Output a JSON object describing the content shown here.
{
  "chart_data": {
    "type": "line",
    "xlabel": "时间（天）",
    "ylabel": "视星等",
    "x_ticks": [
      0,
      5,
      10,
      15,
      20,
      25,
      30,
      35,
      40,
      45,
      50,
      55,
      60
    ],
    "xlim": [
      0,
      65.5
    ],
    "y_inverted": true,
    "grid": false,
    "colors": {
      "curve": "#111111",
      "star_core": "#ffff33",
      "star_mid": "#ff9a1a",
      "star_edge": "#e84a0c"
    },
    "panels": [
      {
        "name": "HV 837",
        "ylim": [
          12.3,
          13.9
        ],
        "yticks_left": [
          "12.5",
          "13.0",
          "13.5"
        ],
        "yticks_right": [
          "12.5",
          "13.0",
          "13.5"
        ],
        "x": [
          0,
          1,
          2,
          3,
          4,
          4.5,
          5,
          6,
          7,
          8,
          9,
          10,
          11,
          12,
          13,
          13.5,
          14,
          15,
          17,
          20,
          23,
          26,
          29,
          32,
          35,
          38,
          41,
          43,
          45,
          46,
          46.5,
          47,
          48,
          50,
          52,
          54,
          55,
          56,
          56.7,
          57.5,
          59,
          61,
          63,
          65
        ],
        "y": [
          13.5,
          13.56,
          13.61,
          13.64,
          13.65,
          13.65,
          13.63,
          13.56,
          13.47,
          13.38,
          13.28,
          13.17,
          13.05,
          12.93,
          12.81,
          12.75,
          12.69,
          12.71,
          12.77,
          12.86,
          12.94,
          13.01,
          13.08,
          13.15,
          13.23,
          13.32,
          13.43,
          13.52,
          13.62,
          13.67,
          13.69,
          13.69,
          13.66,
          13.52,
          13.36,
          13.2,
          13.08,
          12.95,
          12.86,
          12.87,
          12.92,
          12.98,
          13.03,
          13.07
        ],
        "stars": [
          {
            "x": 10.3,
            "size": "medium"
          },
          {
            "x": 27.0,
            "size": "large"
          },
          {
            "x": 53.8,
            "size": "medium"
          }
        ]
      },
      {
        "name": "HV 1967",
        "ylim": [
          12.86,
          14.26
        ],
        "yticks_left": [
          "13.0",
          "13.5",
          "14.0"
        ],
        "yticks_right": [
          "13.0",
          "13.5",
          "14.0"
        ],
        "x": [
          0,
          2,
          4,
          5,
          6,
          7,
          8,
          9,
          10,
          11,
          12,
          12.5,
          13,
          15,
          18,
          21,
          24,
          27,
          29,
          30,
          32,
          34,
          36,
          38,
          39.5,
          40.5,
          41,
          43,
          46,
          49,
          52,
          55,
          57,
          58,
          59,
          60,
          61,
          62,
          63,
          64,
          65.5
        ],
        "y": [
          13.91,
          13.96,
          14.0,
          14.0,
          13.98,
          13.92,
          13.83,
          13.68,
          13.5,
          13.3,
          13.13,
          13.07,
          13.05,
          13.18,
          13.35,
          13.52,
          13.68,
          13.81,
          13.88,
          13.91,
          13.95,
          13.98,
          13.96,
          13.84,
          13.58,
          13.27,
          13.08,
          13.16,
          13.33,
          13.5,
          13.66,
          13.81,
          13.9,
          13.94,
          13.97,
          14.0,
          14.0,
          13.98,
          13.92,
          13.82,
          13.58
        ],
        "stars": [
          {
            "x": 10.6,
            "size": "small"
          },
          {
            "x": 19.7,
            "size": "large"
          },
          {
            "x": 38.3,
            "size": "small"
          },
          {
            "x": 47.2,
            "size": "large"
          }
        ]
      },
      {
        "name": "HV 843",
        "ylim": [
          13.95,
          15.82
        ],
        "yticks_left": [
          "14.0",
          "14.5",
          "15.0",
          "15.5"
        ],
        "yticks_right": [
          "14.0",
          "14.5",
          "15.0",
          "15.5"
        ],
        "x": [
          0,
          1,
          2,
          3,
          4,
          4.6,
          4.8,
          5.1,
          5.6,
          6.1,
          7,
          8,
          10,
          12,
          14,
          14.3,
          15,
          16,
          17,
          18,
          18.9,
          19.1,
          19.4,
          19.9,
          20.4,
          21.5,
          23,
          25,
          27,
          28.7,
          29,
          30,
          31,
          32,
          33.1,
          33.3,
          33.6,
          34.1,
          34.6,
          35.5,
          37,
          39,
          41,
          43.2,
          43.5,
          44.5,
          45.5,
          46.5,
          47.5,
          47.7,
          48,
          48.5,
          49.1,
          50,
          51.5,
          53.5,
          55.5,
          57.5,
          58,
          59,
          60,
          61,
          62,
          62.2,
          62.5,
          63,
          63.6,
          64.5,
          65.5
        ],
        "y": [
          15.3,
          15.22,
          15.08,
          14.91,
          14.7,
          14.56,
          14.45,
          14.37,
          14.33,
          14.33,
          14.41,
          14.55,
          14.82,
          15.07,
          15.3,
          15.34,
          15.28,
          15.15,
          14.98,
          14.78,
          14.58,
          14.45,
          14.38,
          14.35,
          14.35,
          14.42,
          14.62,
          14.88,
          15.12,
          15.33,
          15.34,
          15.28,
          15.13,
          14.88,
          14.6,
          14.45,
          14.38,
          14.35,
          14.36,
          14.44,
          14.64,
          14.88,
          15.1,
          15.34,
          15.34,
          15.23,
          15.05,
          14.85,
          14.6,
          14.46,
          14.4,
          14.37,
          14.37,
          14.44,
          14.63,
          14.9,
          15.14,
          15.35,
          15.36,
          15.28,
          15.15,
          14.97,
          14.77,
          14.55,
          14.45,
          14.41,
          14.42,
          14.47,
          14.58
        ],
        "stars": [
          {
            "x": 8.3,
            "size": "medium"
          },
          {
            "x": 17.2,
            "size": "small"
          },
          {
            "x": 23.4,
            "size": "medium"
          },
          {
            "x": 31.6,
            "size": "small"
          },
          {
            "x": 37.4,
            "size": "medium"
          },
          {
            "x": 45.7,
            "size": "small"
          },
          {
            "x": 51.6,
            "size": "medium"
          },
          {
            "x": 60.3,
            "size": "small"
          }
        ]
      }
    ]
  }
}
--
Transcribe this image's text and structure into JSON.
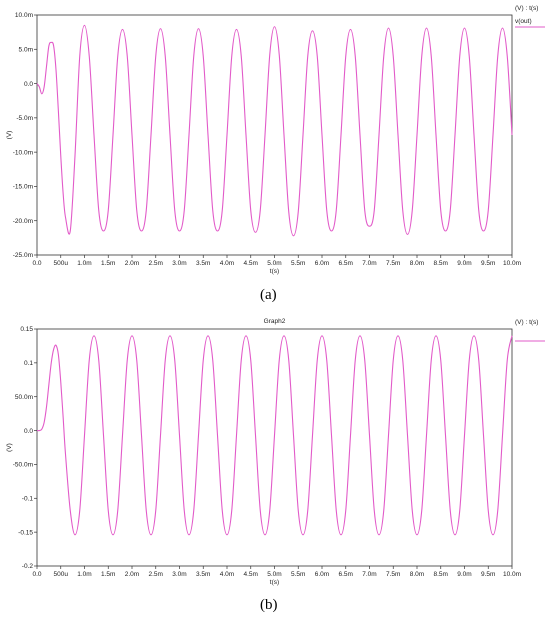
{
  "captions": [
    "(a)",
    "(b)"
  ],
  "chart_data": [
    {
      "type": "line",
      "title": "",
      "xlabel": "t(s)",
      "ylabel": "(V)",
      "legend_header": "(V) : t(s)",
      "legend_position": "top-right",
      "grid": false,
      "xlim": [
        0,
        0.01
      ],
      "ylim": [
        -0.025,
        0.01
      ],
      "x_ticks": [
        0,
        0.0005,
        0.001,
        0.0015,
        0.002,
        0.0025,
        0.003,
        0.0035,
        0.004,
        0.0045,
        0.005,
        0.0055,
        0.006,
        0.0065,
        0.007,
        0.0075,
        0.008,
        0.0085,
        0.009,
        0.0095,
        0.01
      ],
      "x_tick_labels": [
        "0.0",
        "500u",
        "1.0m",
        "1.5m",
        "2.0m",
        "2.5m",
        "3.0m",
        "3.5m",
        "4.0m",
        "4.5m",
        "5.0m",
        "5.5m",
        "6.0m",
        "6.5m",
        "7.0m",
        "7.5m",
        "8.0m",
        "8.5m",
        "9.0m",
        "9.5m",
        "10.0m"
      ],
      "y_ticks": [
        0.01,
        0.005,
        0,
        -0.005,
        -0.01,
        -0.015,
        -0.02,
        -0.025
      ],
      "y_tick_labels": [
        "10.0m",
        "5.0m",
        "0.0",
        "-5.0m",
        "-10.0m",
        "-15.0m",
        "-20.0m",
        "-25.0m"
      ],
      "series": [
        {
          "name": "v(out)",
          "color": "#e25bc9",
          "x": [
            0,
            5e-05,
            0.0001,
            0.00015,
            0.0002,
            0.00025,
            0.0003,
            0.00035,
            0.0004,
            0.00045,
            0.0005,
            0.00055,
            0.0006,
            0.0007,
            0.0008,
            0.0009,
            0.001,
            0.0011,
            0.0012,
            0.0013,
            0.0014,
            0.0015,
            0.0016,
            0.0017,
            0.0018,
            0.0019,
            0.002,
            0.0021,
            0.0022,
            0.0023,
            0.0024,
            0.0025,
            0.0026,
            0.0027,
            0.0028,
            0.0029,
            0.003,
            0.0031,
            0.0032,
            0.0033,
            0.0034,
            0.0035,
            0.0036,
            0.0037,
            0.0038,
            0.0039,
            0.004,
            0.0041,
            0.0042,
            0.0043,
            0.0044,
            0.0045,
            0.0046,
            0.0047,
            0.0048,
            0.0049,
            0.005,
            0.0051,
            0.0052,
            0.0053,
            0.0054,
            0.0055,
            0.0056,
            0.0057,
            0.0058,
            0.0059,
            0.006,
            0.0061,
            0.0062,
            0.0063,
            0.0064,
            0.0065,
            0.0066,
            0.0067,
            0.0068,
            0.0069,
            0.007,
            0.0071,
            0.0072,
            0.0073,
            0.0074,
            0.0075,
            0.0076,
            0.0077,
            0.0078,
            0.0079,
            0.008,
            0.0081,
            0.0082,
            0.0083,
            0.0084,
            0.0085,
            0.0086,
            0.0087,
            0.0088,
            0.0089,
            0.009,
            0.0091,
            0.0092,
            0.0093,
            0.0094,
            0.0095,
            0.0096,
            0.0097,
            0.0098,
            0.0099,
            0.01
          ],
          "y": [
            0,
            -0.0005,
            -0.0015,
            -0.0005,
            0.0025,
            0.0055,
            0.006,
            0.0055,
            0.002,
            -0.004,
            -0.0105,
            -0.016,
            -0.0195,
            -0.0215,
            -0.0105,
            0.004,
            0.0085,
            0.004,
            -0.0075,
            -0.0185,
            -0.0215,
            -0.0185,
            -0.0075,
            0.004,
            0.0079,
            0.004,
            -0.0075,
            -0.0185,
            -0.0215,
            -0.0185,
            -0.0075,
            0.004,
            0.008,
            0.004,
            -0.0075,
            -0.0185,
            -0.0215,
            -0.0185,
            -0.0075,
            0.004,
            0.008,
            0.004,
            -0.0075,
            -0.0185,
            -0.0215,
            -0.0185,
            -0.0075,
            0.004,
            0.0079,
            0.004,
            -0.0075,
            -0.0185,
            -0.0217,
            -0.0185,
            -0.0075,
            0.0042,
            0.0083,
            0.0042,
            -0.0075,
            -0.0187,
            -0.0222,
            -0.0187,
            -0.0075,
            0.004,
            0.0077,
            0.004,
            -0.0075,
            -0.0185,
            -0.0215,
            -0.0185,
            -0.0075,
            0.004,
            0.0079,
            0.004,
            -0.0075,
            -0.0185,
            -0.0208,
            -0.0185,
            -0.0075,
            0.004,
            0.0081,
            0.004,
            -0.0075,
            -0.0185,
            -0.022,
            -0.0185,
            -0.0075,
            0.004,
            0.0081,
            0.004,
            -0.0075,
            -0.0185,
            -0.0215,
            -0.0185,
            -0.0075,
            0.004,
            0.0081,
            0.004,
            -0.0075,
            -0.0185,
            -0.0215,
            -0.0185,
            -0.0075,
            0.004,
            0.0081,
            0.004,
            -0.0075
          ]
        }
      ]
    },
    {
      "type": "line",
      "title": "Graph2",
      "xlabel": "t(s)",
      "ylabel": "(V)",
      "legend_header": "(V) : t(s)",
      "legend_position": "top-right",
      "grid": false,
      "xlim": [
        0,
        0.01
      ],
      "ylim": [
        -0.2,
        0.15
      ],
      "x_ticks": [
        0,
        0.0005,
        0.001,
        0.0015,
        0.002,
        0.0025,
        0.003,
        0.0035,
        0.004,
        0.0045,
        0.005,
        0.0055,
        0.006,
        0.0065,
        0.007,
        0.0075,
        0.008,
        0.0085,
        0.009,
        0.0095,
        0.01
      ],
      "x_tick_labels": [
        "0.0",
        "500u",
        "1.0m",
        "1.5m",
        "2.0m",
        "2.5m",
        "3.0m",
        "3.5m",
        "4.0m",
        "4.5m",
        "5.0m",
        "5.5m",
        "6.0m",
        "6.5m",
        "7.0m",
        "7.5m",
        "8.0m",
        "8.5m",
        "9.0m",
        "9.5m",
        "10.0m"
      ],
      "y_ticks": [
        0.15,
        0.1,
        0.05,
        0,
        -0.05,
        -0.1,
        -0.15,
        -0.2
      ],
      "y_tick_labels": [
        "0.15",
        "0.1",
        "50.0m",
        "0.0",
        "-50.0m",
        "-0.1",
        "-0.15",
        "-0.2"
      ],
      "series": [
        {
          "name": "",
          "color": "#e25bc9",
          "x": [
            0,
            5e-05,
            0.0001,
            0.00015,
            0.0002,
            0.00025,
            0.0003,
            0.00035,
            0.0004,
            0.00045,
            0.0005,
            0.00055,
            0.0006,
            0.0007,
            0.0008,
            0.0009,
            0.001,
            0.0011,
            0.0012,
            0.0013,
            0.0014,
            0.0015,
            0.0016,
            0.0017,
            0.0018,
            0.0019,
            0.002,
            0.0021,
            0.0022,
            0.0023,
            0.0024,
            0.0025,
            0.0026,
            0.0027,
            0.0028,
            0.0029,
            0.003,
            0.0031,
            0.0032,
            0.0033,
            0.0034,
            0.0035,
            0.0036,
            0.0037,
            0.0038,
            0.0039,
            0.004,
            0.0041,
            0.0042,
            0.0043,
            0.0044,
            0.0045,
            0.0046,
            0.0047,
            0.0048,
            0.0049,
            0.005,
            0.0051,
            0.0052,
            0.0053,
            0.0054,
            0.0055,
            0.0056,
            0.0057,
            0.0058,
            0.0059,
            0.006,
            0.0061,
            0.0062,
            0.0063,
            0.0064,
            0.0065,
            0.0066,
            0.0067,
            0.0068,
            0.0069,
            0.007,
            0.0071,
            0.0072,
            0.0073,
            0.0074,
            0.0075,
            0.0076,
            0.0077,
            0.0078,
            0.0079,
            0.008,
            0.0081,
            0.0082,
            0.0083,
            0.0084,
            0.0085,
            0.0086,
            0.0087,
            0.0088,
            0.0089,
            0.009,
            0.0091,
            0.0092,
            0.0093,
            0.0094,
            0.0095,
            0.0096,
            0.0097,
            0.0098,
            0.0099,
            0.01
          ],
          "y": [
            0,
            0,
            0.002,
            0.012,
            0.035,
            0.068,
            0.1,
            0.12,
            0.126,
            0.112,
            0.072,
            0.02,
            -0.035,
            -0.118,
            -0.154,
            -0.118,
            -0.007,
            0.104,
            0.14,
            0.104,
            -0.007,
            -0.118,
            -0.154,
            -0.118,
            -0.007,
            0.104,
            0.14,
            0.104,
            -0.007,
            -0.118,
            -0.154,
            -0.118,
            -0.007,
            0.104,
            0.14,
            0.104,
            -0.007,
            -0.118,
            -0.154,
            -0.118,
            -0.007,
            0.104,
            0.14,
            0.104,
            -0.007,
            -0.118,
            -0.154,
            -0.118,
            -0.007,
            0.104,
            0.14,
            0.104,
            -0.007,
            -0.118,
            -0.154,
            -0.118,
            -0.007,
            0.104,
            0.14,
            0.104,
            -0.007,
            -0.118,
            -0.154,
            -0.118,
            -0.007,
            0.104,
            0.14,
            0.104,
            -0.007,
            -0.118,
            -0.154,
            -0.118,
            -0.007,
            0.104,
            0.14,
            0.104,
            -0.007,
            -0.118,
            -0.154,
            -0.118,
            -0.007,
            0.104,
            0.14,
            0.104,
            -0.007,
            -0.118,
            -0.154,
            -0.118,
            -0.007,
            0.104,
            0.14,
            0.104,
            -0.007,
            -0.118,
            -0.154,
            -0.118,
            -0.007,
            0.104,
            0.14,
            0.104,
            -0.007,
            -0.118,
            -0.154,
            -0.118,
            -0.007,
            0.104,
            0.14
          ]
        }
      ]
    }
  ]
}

> Given exercise
Copy out the lines in which the string "JSON" appears.

> Answer below
Output a JSON object describing the content shown here.
Transcribe this image's text and structure into JSON.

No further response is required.